SOURCE EXCERPT -
━━━━━━━━
Money, as defined by Webster’s dictionary, is an economic tool, a “medium of exchange.” Thus, we trade our physical labor for paper money and then exchange our paper money (or credit!) for the material goods we want. But money is much more than simply an economic tool. It is also psychological currency that buys emotional satisfaction. Money touches the essence of who we are and stirs our souls in ways that few things can.

In fact, there’s a sense in which money talks to part of our society—always by saying goodbye. First, it says goodbye to the typical family who struggles to work more hours yet still spends more money than they’ve earned; or to family members who vainly squandered hundreds, even thousands of dollars each year on gambling and lottery tickets.

Second, money says goodbye to the married: Conflicts over money are a leading cause of divorce. Money produces deep conflicts between husbands and wives as it exposes differences in personality, lifestyles, beliefs, and goals. These tensions pull on a marriage because money often reveals our most closely held values, and when those values are violated, many of us react forcefully.
━━━━━━━━
SET TASK -
Extend the passage on money, picking up right after its last sentence.
━━━━━━━━
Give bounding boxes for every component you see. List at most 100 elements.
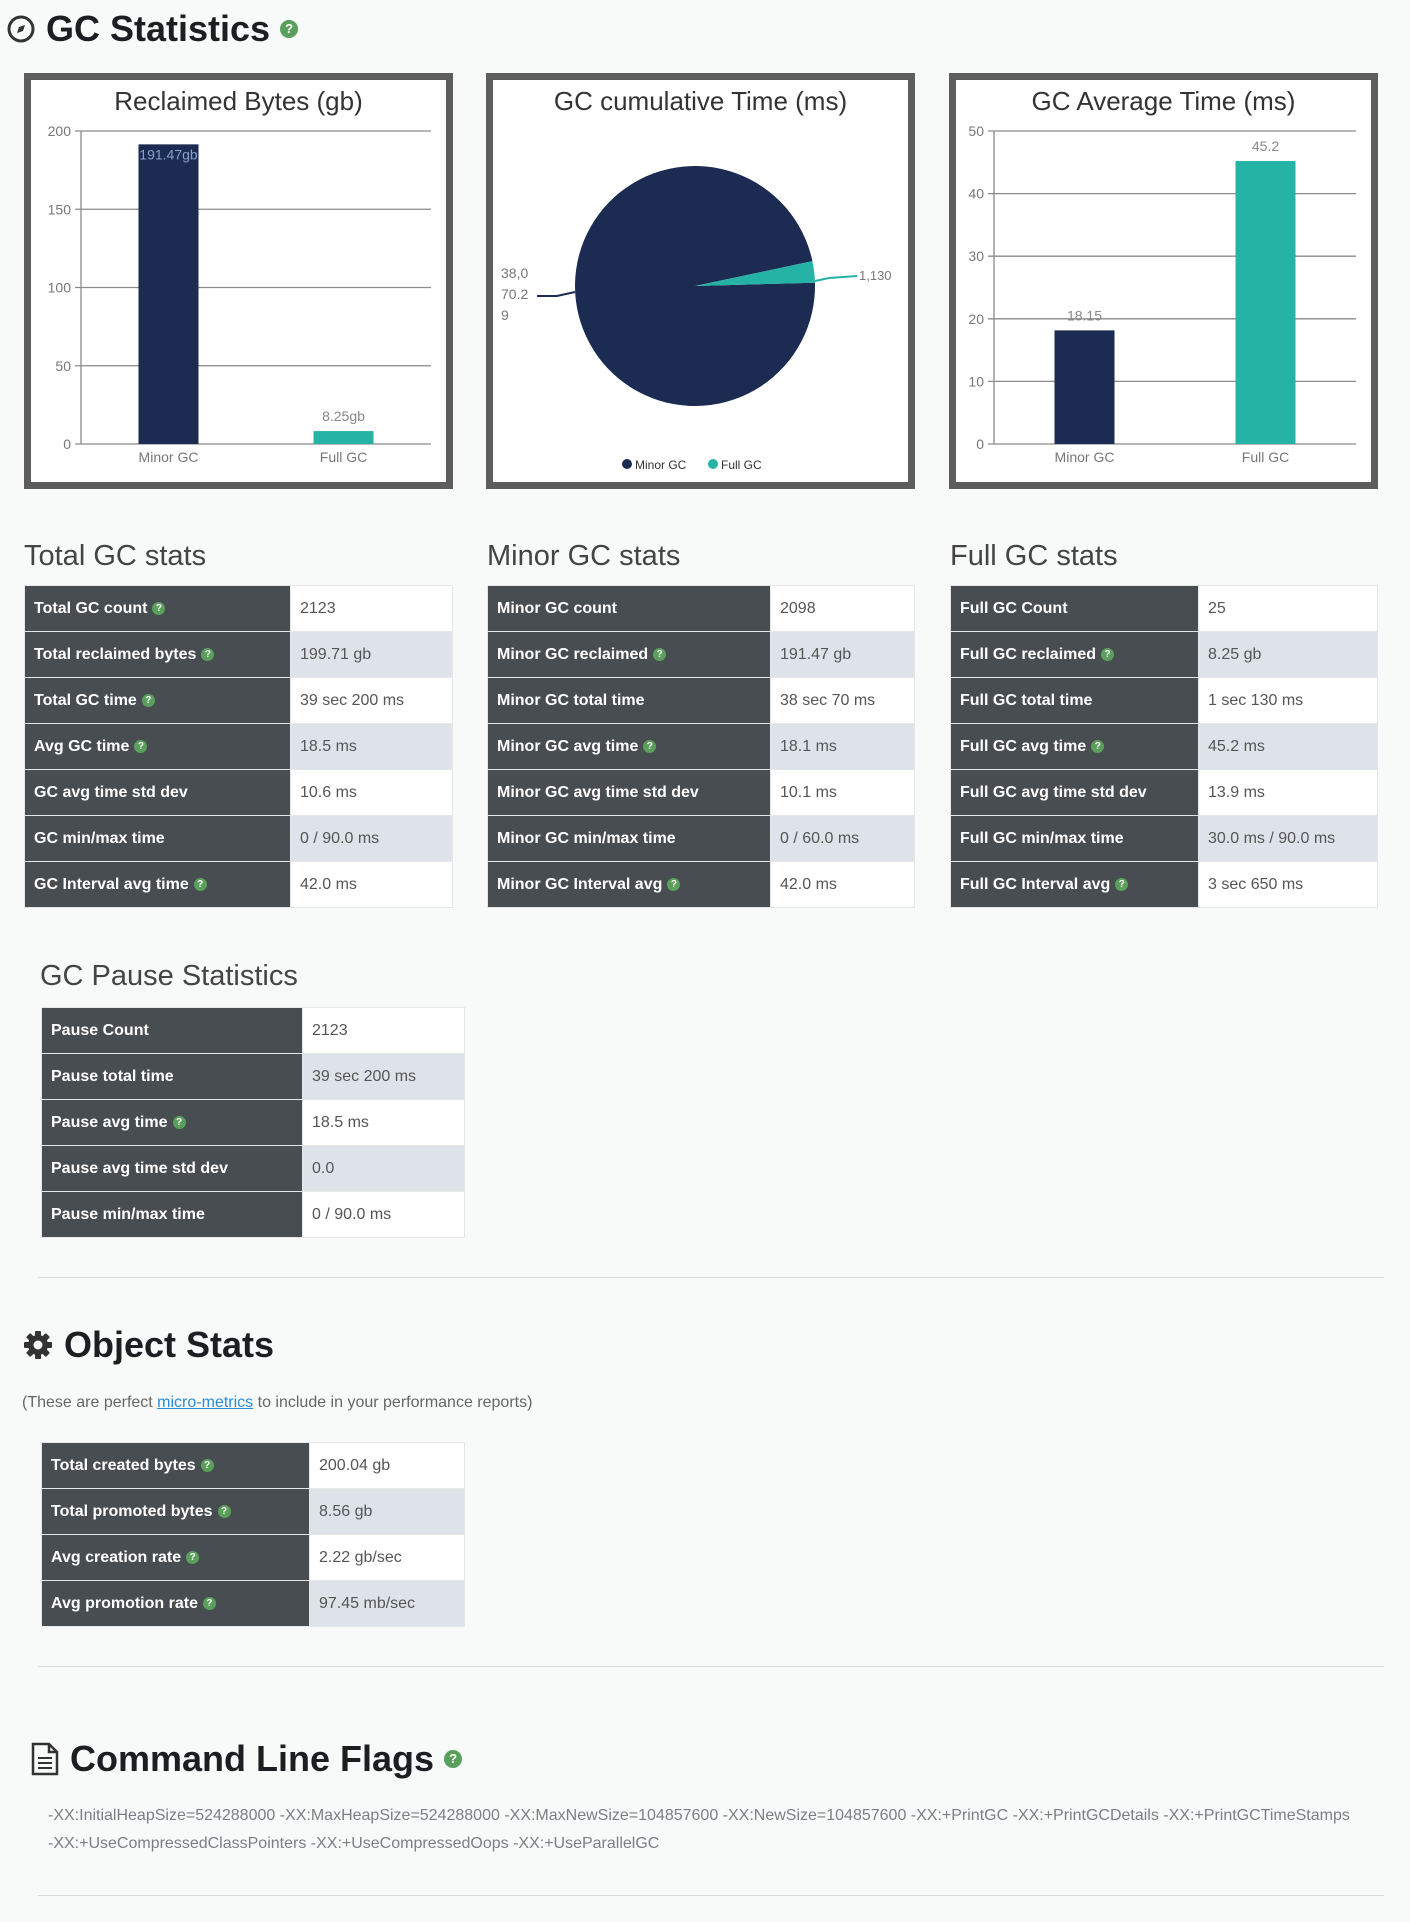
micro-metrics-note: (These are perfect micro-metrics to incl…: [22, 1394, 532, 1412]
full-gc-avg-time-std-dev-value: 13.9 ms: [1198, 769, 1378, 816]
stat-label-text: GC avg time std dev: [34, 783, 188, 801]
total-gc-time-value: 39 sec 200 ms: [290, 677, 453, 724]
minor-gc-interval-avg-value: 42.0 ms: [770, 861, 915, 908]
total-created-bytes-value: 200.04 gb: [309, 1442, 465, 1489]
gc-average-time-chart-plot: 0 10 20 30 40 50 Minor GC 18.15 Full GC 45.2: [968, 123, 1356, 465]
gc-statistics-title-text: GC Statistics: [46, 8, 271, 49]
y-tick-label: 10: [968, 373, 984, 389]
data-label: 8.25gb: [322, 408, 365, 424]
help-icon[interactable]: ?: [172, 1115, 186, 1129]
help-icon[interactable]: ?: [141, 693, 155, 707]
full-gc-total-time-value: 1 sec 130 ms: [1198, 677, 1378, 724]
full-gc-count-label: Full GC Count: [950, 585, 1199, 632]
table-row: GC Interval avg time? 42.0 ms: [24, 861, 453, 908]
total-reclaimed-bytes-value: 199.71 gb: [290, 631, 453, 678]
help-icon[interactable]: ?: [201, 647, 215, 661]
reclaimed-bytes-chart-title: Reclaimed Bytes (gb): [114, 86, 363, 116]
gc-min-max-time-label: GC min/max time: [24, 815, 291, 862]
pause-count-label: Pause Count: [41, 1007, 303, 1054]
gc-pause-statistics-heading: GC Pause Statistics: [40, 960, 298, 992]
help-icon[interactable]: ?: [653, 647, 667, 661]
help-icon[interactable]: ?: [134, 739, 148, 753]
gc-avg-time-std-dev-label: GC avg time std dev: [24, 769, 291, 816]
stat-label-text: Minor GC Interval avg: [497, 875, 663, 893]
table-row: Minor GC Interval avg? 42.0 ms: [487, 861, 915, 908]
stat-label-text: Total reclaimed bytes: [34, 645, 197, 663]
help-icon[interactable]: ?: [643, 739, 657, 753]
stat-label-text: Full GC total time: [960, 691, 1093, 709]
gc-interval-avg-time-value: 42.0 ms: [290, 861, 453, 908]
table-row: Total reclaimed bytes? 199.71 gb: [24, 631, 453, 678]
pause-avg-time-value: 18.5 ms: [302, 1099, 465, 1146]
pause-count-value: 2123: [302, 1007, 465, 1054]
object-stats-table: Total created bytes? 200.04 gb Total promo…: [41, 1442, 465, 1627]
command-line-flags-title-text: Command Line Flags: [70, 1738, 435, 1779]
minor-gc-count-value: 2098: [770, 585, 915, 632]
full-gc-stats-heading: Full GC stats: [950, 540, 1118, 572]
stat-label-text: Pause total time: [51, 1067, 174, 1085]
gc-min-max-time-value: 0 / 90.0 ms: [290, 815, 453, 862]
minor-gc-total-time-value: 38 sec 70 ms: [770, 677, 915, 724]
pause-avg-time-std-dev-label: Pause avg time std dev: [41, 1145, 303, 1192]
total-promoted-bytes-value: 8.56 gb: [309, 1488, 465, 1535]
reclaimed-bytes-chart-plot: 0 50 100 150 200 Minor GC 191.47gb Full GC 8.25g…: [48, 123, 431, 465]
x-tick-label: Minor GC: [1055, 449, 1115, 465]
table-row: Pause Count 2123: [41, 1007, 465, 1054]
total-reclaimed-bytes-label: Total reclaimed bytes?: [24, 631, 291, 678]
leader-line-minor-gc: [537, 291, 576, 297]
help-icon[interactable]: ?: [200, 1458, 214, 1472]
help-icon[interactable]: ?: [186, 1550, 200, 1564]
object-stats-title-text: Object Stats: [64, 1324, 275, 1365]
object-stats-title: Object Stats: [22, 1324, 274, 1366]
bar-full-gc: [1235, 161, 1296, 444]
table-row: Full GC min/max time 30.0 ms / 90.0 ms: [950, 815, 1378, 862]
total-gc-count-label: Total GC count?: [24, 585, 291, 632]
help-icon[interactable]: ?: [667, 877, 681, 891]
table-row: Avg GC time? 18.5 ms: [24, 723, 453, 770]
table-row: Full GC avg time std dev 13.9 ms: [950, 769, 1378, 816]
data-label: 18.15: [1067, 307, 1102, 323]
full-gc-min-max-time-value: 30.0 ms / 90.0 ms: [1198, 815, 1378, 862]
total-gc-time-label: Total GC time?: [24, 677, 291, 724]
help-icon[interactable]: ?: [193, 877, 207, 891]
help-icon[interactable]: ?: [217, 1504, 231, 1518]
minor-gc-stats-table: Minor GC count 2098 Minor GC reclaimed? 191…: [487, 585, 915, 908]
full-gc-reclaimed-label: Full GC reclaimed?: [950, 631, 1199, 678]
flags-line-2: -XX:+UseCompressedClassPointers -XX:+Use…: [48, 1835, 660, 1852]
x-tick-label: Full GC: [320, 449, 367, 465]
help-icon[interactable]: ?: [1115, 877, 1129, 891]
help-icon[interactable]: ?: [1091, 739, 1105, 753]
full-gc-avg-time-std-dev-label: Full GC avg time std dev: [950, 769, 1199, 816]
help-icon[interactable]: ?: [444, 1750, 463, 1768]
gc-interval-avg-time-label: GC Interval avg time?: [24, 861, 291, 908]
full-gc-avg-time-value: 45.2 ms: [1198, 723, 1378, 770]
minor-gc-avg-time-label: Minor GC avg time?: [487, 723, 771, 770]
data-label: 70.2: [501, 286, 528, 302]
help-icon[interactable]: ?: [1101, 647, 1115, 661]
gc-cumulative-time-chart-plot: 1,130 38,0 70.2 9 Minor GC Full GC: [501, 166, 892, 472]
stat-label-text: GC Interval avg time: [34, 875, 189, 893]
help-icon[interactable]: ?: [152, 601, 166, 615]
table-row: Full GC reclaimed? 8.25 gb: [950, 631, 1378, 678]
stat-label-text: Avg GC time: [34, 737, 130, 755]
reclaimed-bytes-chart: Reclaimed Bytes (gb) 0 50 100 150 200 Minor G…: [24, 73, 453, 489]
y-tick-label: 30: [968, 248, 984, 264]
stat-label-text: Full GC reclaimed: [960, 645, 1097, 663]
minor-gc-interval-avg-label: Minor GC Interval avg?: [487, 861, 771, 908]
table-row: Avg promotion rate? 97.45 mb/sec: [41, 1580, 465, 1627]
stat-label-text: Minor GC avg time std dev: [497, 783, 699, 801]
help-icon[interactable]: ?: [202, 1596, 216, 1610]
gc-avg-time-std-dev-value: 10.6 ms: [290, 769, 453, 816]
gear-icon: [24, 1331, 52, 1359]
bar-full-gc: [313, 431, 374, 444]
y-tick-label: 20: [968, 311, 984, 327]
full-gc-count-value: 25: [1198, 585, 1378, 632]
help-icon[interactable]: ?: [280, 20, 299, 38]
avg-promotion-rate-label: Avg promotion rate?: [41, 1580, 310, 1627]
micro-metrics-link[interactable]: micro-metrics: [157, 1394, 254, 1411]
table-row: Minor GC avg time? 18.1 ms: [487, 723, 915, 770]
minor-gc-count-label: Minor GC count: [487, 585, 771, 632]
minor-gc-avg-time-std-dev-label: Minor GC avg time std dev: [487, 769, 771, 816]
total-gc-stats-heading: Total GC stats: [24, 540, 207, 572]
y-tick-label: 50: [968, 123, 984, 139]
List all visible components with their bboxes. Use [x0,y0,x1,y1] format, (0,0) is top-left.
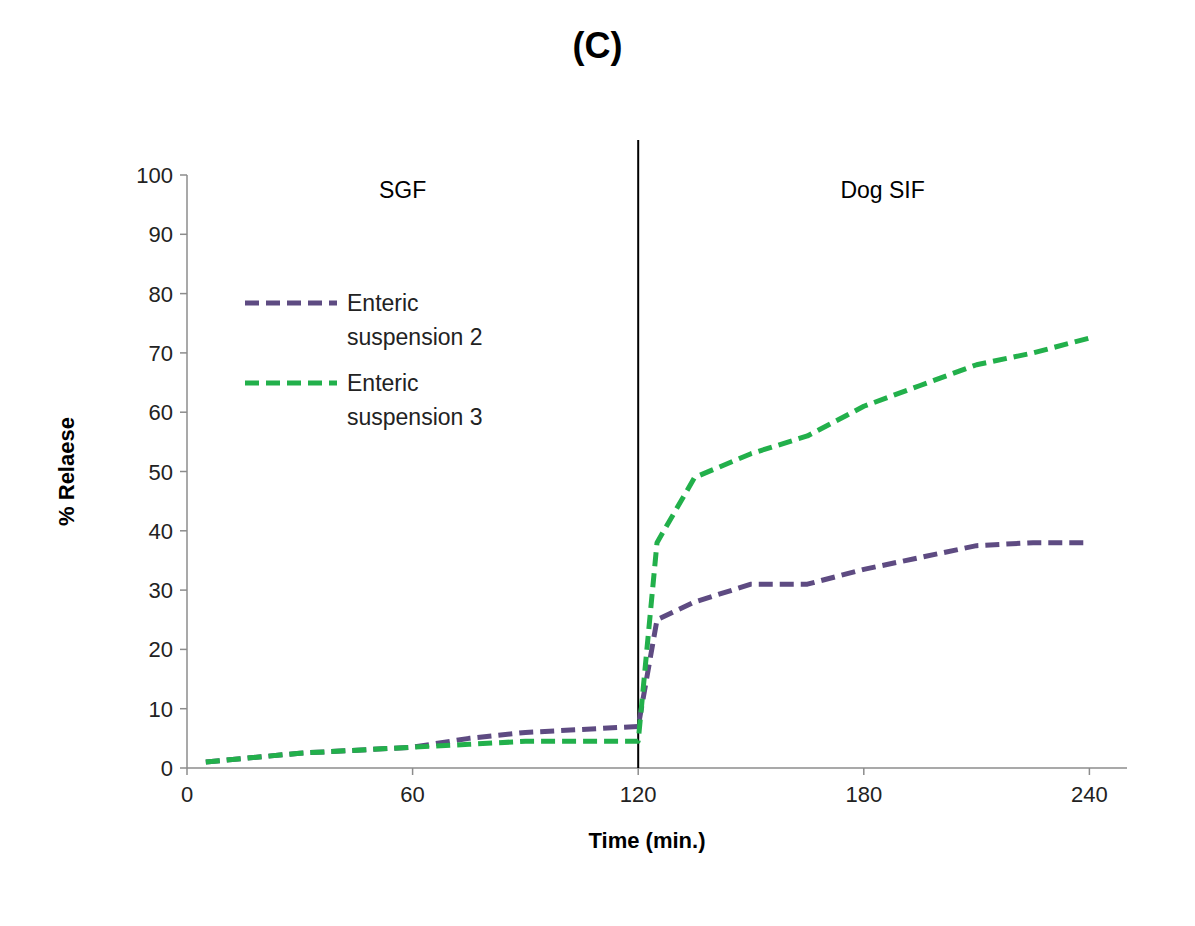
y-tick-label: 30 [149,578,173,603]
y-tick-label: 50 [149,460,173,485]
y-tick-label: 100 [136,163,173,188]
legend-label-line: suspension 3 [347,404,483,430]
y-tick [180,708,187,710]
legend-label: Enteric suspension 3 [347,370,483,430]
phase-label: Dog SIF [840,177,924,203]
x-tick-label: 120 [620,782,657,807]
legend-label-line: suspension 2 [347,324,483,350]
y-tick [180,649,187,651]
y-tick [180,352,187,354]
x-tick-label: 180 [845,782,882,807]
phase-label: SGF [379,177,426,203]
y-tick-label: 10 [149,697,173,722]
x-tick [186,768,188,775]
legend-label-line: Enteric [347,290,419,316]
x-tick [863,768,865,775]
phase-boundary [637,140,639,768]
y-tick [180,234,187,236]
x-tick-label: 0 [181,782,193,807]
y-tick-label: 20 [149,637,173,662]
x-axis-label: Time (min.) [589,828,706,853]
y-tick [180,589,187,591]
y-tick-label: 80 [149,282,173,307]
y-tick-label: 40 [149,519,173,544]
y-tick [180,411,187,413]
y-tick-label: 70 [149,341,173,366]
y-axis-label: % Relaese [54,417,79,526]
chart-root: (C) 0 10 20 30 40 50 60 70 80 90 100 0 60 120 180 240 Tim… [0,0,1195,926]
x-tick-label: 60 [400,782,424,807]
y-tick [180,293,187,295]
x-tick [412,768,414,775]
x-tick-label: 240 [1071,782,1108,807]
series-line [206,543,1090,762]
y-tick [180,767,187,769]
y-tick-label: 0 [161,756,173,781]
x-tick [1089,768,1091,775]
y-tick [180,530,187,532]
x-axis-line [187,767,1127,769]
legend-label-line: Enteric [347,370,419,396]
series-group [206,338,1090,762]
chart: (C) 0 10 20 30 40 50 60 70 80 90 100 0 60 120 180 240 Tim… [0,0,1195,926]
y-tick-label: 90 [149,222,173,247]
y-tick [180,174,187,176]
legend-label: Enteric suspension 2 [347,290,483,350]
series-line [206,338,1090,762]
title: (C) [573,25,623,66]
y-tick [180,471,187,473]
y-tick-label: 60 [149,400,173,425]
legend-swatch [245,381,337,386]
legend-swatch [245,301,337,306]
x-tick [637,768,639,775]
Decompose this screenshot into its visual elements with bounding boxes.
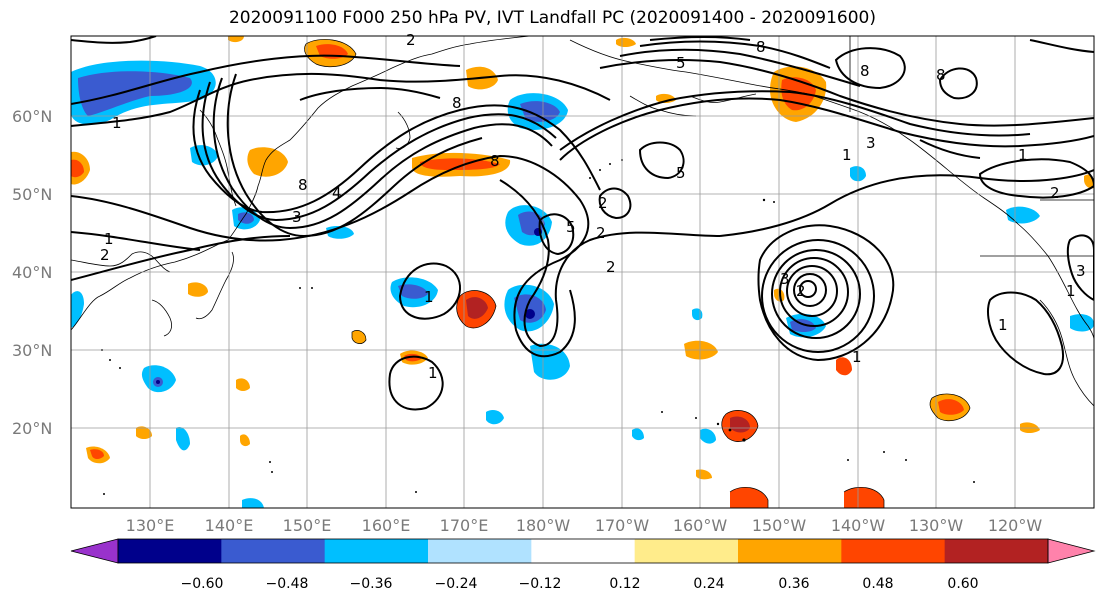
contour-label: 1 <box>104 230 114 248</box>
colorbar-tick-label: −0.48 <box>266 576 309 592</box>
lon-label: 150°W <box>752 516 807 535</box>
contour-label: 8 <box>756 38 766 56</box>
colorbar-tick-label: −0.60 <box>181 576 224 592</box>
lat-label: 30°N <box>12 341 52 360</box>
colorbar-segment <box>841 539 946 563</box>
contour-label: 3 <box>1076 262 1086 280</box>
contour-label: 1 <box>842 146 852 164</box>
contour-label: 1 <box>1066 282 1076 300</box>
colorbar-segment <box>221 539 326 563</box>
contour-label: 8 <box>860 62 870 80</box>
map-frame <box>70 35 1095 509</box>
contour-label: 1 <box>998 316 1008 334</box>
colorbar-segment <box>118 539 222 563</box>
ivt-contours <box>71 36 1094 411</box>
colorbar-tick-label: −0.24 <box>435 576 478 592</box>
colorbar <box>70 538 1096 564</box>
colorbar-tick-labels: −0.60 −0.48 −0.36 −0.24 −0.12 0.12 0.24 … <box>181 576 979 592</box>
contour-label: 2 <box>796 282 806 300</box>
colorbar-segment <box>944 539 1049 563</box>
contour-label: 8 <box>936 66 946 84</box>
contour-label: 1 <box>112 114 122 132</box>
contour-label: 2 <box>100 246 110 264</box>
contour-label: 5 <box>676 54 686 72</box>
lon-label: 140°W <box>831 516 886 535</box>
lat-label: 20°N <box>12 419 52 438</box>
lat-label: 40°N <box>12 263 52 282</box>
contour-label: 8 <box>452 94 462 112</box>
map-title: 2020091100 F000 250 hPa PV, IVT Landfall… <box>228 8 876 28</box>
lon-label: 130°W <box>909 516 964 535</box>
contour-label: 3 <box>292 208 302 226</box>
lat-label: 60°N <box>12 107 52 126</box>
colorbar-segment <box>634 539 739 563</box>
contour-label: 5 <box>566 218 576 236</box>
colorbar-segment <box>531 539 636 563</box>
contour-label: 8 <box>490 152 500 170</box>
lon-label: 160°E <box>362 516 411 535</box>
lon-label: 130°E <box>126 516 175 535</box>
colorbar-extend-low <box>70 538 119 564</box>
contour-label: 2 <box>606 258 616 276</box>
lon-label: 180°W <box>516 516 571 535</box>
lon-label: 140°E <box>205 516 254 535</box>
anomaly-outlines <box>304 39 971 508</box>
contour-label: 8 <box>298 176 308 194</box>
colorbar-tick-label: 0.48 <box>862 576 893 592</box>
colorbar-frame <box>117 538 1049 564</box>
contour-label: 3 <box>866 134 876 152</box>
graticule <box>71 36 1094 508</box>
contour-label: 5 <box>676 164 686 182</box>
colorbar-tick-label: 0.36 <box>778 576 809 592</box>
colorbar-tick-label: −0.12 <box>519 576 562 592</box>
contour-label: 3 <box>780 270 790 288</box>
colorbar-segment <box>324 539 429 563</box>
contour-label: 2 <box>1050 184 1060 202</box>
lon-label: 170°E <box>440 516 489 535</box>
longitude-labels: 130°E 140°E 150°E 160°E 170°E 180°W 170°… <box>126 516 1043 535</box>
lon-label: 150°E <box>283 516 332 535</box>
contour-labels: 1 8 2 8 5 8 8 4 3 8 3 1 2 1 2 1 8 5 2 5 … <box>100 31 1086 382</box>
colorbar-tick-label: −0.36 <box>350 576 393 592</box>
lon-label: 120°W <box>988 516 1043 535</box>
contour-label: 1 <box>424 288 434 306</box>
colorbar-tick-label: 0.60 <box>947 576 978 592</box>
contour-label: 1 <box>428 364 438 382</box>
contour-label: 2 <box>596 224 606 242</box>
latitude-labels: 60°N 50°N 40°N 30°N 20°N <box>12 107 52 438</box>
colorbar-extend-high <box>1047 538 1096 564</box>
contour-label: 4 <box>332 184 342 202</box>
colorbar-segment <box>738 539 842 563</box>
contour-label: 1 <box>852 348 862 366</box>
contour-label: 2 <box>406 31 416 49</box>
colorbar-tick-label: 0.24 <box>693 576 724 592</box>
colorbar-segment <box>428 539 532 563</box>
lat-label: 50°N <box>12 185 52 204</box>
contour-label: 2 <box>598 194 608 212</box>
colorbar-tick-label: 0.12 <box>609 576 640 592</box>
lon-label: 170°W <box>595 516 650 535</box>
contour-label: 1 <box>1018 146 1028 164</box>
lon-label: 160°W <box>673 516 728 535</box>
━━━━━━━━
WRITTEN RESPONSE -
Third, money says goodbye to the living: It is the leading cause of murder and a major contributor of depression and suicide. “Money stress blamed in 3 deaths” read the headline of an article whose graphic nature was exceeded only by its familiarity. “The outburst of gunfire in Reston [Va.] that left three people dead was the result of ‘financial stress’ in the family,” the news account began. “Police would not say what kind of difficulties led 40-year-old [Joe Smith] to shoot and kill his 36-year-old wife, and 7-year-old son, and wound his 11-year-old daughter, then take his own life.”

Does money buy happiness?

America is far and away the world’s greatest economic power. The average American’s annual income is ten times his middle-class counterpart overseas. Yet, despite rising financial prosperity most Americans feel little financial satisfaction. Does money buy happiness? Clearly it does not. Money has not and cannot meet our deepest psychological needs.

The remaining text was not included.